▶ _WHAT THE TASK ASKS_:
Look through the lines below and extract each one that contains "this".

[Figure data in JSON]
==============================

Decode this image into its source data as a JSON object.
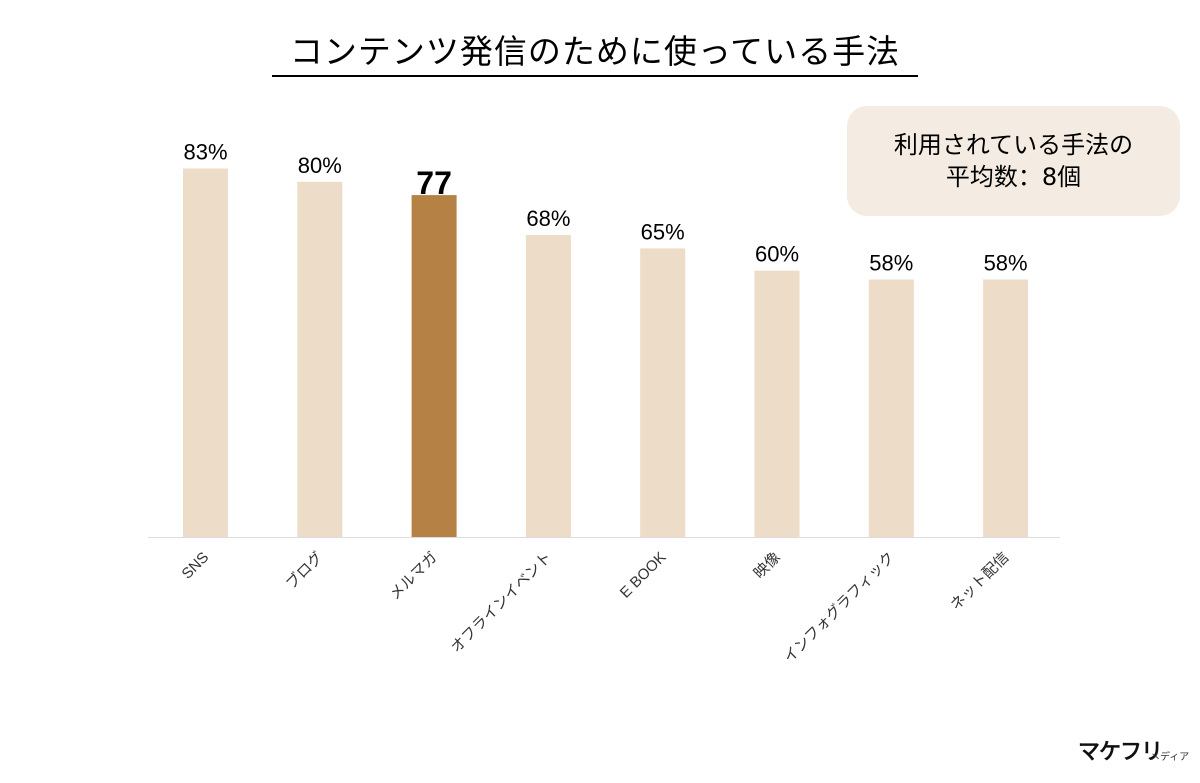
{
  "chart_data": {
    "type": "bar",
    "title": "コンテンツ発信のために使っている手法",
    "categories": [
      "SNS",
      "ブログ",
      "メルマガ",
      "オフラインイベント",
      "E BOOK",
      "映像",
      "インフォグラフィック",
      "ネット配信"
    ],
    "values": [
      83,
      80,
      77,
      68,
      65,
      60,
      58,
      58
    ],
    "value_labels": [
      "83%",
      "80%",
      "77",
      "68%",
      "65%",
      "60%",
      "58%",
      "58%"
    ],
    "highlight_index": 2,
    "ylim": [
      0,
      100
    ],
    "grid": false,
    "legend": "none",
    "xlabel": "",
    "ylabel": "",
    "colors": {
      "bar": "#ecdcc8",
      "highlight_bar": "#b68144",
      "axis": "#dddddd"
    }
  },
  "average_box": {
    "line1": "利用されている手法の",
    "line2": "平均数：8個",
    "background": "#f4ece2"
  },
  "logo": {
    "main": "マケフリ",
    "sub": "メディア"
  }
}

==============================

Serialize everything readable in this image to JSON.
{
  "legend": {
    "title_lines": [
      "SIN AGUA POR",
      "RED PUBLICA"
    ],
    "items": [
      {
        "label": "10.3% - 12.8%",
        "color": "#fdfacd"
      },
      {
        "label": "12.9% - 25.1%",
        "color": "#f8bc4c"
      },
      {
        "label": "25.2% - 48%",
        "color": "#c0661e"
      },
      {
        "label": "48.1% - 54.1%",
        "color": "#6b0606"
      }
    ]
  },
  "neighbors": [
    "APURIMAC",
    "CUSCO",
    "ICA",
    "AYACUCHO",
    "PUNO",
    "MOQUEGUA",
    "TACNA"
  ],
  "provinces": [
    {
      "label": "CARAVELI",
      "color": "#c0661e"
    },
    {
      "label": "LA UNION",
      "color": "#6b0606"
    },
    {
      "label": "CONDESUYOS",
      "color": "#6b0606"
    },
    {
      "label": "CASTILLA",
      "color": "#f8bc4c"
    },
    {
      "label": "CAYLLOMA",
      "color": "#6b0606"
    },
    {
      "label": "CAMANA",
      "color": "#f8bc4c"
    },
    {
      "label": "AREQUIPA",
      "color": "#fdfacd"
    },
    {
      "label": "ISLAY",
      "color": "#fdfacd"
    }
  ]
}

==============================

▶ _OUTPUT_:
Decode this image into its source data as a JSON object.
Serialize everything readable in this image to JSON.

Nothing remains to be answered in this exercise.